(TASK) Look through the data below. Pick out the lines holding the string "shift".

[Begin RECORDS FOR THIS EXERCISE]

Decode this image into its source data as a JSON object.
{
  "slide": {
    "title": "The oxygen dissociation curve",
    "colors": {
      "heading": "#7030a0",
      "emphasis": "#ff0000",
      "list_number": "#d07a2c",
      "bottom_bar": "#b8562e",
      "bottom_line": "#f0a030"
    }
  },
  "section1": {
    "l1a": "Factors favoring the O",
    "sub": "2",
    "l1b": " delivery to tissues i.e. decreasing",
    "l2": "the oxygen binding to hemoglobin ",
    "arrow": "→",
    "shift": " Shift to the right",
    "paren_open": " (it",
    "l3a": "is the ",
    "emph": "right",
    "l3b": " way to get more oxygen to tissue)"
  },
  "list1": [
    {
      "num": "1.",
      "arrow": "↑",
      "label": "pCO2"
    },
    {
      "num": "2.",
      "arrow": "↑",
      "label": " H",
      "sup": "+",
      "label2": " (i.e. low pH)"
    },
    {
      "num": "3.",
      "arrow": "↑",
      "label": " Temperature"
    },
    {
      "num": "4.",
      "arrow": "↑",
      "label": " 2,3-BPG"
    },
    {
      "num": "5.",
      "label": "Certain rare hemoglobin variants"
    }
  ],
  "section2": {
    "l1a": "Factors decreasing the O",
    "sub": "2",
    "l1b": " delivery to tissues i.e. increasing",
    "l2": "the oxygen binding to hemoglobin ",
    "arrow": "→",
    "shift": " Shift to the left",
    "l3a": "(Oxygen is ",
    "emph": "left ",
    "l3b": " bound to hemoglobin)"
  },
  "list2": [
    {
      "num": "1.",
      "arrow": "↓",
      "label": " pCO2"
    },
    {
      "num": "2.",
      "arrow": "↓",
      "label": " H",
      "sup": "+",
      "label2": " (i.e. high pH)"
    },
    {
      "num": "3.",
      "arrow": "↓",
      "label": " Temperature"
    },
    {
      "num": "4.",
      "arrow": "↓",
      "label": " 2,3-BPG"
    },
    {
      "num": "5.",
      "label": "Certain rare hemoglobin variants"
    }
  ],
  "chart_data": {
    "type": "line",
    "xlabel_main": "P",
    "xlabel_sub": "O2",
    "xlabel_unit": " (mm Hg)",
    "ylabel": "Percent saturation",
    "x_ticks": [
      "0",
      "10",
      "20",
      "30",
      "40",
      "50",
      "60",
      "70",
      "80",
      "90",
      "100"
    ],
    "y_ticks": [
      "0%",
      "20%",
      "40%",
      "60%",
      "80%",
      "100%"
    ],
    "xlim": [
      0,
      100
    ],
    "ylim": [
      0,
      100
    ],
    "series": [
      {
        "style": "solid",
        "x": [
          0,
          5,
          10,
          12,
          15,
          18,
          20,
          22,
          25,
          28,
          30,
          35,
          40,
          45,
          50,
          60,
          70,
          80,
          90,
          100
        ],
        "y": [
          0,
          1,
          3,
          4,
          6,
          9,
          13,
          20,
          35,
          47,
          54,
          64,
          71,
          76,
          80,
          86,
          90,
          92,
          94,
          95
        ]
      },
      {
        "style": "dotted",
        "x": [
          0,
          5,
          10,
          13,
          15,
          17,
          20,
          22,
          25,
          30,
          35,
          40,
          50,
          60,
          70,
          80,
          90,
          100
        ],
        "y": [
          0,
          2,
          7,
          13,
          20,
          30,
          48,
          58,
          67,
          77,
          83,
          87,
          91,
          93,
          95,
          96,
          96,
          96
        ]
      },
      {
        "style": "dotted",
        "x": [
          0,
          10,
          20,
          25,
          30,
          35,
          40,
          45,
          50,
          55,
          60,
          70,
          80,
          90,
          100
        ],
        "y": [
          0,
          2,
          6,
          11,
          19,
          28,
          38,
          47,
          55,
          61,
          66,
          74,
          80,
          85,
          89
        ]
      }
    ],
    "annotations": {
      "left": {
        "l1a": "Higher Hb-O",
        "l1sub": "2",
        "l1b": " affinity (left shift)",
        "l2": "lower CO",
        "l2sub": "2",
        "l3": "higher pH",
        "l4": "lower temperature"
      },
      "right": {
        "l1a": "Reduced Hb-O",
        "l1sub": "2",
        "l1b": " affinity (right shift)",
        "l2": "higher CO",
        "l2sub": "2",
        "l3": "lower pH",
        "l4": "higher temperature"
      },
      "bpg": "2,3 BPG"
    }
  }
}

[End RECORDS FOR THIS EXERCISE]

(RESULT)
    "shift": " Shift to the right",
    "shift": " Shift to the left",
        "l1b": " affinity (left shift)",
        "l1b": " affinity (right shift)",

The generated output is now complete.